*** THE DATA

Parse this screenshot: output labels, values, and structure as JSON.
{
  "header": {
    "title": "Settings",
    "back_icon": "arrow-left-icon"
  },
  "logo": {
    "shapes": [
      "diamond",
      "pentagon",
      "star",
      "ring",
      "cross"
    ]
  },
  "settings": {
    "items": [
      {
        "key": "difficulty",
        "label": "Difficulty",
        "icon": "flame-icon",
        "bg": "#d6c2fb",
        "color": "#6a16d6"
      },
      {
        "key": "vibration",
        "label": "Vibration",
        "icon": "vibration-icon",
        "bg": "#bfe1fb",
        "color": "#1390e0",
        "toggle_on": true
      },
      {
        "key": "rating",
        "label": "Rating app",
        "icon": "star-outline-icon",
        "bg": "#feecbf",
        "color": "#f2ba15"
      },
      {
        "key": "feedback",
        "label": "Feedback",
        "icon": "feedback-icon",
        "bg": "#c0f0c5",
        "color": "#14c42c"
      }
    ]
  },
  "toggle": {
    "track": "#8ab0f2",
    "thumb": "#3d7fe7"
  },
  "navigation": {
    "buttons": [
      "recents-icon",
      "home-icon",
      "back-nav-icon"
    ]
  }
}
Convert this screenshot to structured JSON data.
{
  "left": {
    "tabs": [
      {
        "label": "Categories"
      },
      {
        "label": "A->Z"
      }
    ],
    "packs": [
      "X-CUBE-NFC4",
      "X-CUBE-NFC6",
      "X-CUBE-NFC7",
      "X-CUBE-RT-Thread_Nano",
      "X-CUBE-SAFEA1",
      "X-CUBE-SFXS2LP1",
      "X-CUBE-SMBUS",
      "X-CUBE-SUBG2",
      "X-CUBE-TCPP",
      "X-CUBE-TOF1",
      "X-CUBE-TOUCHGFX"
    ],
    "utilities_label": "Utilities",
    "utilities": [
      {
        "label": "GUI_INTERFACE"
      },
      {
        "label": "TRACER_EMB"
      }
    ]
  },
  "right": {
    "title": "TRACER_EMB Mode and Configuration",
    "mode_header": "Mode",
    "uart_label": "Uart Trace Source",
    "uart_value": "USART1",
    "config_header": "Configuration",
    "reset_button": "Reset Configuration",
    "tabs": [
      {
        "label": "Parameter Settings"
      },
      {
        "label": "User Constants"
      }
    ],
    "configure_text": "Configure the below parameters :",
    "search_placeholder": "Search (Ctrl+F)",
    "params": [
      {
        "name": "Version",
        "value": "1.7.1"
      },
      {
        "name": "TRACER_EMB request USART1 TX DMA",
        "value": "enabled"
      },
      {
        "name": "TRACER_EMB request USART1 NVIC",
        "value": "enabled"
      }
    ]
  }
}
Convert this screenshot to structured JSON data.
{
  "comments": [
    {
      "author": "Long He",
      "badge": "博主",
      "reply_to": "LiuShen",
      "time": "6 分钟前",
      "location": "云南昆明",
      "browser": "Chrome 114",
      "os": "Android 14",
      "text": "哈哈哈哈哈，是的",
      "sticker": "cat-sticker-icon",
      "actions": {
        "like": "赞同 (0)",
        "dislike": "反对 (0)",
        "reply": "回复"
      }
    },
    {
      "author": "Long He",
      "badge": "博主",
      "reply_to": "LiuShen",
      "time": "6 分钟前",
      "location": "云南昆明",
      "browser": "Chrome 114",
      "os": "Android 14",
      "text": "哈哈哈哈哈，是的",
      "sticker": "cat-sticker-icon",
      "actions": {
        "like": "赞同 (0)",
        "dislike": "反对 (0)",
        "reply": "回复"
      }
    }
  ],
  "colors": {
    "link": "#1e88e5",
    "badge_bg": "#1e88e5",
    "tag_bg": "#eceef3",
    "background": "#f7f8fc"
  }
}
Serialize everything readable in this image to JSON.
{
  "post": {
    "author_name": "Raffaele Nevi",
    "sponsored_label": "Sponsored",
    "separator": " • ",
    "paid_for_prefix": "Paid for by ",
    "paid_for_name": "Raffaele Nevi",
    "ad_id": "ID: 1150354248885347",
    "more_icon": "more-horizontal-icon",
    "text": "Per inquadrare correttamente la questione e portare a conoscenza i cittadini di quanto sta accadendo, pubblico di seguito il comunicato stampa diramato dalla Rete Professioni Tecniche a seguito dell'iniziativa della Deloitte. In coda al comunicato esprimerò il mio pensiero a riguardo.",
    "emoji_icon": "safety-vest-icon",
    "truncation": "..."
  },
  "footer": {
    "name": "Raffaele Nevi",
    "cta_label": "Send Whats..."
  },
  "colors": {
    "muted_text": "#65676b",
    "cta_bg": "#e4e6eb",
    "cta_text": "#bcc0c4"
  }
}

******

TASK
Would you restate each of the entries word for word?

THE RESULT
Parse this screenshot: output labels, values, and structure as JSON.
{
  "header": {
    "title": "Settings",
    "back_icon": "arrow-left-icon"
  },
  "logo": {
    "shapes": [
      "diamond",
      "pentagon",
      "star",
      "ring",
      "cross"
    ]
  },
  "settings": {
    "items": [
      {
        "key": "difficulty",
        "label": "Difficulty",
        "icon": "flame-icon",
        "bg": "#d6c2fb",
        "color": "#6a16d6"
      },
      {
        "key": "vibration",
        "label": "Vibration",
        "icon": "vibration-icon",
        "bg": "#bfe1fb",
        "color": "#1390e0",
        "toggle_on": true
      },
      {
        "key": "rating",
        "label": "Rating app",
        "icon": "star-outline-icon",
        "bg": "#feecbf",
        "color": "#f2ba15"
      },
      {
        "key": "feedback",
        "label": "Feedback",
        "icon": "feedback-icon",
        "bg": "#c0f0c5",
        "color": "#14c42c"
      }
    ]
  },
  "toggle": {
    "track": "#8ab0f2",
    "thumb": "#3d7fe7"
  },
  "navigation": {
    "buttons": [
      "recents-icon",
      "home-icon",
      "back-nav-icon"
    ]
  }
}
Convert this screenshot to structured JSON data.
{
  "left": {
    "tabs": [
      {
        "label": "Categories"
      },
      {
        "label": "A->Z"
      }
    ],
    "packs": [
      "X-CUBE-NFC4",
      "X-CUBE-NFC6",
      "X-CUBE-NFC7",
      "X-CUBE-RT-Thread_Nano",
      "X-CUBE-SAFEA1",
      "X-CUBE-SFXS2LP1",
      "X-CUBE-SMBUS",
      "X-CUBE-SUBG2",
      "X-CUBE-TCPP",
      "X-CUBE-TOF1",
      "X-CUBE-TOUCHGFX"
    ],
    "utilities_label": "Utilities",
    "utilities": [
      {
        "label": "GUI_INTERFACE"
      },
      {
        "label": "TRACER_EMB"
      }
    ]
  },
  "right": {
    "title": "TRACER_EMB Mode and Configuration",
    "mode_header": "Mode",
    "uart_label": "Uart Trace Source",
    "uart_value": "USART1",
    "config_header": "Configuration",
    "reset_button": "Reset Configuration",
    "tabs": [
      {
        "label": "Parameter Settings"
      },
      {
        "label": "User Constants"
      }
    ],
    "configure_text": "Configure the below parameters :",
    "search_placeholder": "Search (Ctrl+F)",
    "params": [
      {
        "name": "Version",
        "value": "1.7.1"
      },
      {
        "name": "TRACER_EMB request USART1 TX DMA",
        "value": "enabled"
      },
      {
        "name": "TRACER_EMB request USART1 NVIC",
        "value": "enabled"
      }
    ]
  }
}
Convert this screenshot to structured JSON data.
{
  "comments": [
    {
      "author": "Long He",
      "badge": "博主",
      "reply_to": "LiuShen",
      "time": "6 分钟前",
      "location": "云南昆明",
      "browser": "Chrome 114",
      "os": "Android 14",
      "text": "哈哈哈哈哈，是的",
      "sticker": "cat-sticker-icon",
      "actions": {
        "like": "赞同 (0)",
        "dislike": "反对 (0)",
        "reply": "回复"
      }
    },
    {
      "author": "Long He",
      "badge": "博主",
      "reply_to": "LiuShen",
      "time": "6 分钟前",
      "location": "云南昆明",
      "browser": "Chrome 114",
      "os": "Android 14",
      "text": "哈哈哈哈哈，是的",
      "sticker": "cat-sticker-icon",
      "actions": {
        "like": "赞同 (0)",
        "dislike": "反对 (0)",
        "reply": "回复"
      }
    }
  ],
  "colors": {
    "link": "#1e88e5",
    "badge_bg": "#1e88e5",
    "tag_bg": "#eceef3",
    "background": "#f7f8fc"
  }
}
Serialize everything readable in this image to JSON.
{
  "post": {
    "author_name": "Raffaele Nevi",
    "sponsored_label": "Sponsored",
    "separator": " • ",
    "paid_for_prefix": "Paid for by ",
    "paid_for_name": "Raffaele Nevi",
    "ad_id": "ID: 1150354248885347",
    "more_icon": "more-horizontal-icon",
    "text": "Per inquadrare correttamente la questione e portare a conoscenza i cittadini di quanto sta accadendo, pubblico di seguito il comunicato stampa diramato dalla Rete Professioni Tecniche a seguito dell'iniziativa della Deloitte. In coda al comunicato esprimerò il mio pensiero a riguardo.",
    "emoji_icon": "safety-vest-icon",
    "truncation": "..."
  },
  "footer": {
    "name": "Raffaele Nevi",
    "cta_label": "Send Whats..."
  },
  "colors": {
    "muted_text": "#65676b",
    "cta_bg": "#e4e6eb",
    "cta_text": "#bcc0c4"
  }
}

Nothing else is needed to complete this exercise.